**What to produce:** Set down the data below without change, skipping the pictures it holds.

**Dataset records on visual material:**
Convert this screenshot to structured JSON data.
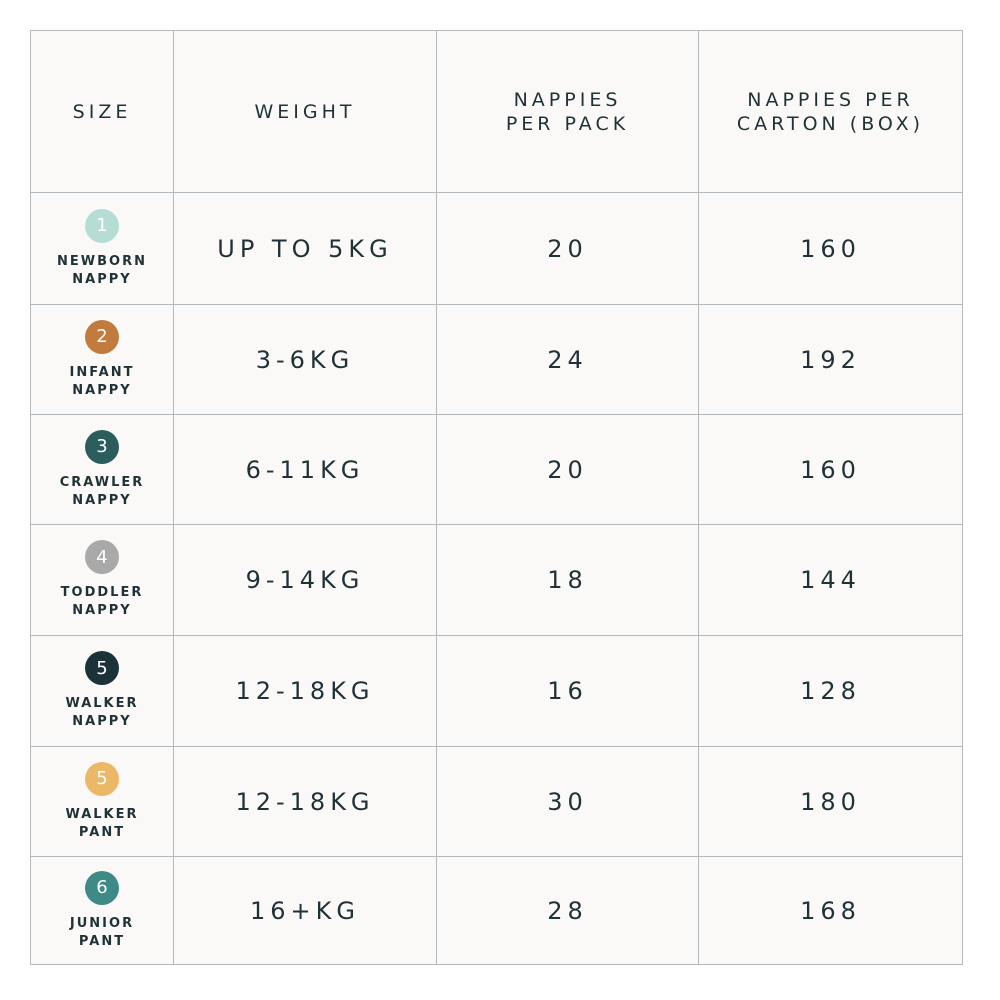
{
  "table": {
    "header": [
      [
        "SIZE"
      ],
      [
        "WEIGHT"
      ],
      [
        "NAPPIES",
        "PER PACK"
      ],
      [
        "NAPPIES PER",
        "CARTON (BOX)"
      ]
    ],
    "rows": [
      {
        "badge": "1",
        "badge_color": "#b6dcd6",
        "name": [
          "NEWBORN",
          "NAPPY"
        ],
        "weight": "UP TO 5KG",
        "per_pack": 20,
        "per_carton": 160
      },
      {
        "badge": "2",
        "badge_color": "#c17b3d",
        "name": [
          "INFANT",
          "NAPPY"
        ],
        "weight": "3-6KG",
        "per_pack": 24,
        "per_carton": 192
      },
      {
        "badge": "3",
        "badge_color": "#2b5d5d",
        "name": [
          "CRAWLER",
          "NAPPY"
        ],
        "weight": "6-11KG",
        "per_pack": 20,
        "per_carton": 160
      },
      {
        "badge": "4",
        "badge_color": "#a9a9a9",
        "name": [
          "TODDLER",
          "NAPPY"
        ],
        "weight": "9-14KG",
        "per_pack": 18,
        "per_carton": 144
      },
      {
        "badge": "5",
        "badge_color": "#1b3238",
        "name": [
          "WALKER",
          "NAPPY"
        ],
        "weight": "12-18KG",
        "per_pack": 16,
        "per_carton": 128
      },
      {
        "badge": "5",
        "badge_color": "#ecb766",
        "name": [
          "WALKER",
          "PANT"
        ],
        "weight": "12-18KG",
        "per_pack": 30,
        "per_carton": 180
      },
      {
        "badge": "6",
        "badge_color": "#3e8a86",
        "name": [
          "JUNIOR",
          "PANT"
        ],
        "weight": "16+KG",
        "per_pack": 28,
        "per_carton": 168
      }
    ]
  }
}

**Result below:**
Convert this screenshot to structured JSON data.
{
  "table": {
    "header": [
      [
        "SIZE"
      ],
      [
        "WEIGHT"
      ],
      [
        "NAPPIES",
        "PER PACK"
      ],
      [
        "NAPPIES PER",
        "CARTON (BOX)"
      ]
    ],
    "rows": [
      {
        "badge": "1",
        "badge_color": "#b6dcd6",
        "name": [
          "NEWBORN",
          "NAPPY"
        ],
        "weight": "UP TO 5KG",
        "per_pack": 20,
        "per_carton": 160
      },
      {
        "badge": "2",
        "badge_color": "#c17b3d",
        "name": [
          "INFANT",
          "NAPPY"
        ],
        "weight": "3-6KG",
        "per_pack": 24,
        "per_carton": 192
      },
      {
        "badge": "3",
        "badge_color": "#2b5d5d",
        "name": [
          "CRAWLER",
          "NAPPY"
        ],
        "weight": "6-11KG",
        "per_pack": 20,
        "per_carton": 160
      },
      {
        "badge": "4",
        "badge_color": "#a9a9a9",
        "name": [
          "TODDLER",
          "NAPPY"
        ],
        "weight": "9-14KG",
        "per_pack": 18,
        "per_carton": 144
      },
      {
        "badge": "5",
        "badge_color": "#1b3238",
        "name": [
          "WALKER",
          "NAPPY"
        ],
        "weight": "12-18KG",
        "per_pack": 16,
        "per_carton": 128
      },
      {
        "badge": "5",
        "badge_color": "#ecb766",
        "name": [
          "WALKER",
          "PANT"
        ],
        "weight": "12-18KG",
        "per_pack": 30,
        "per_carton": 180
      },
      {
        "badge": "6",
        "badge_color": "#3e8a86",
        "name": [
          "JUNIOR",
          "PANT"
        ],
        "weight": "16+KG",
        "per_pack": 28,
        "per_carton": 168
      }
    ]
  }
}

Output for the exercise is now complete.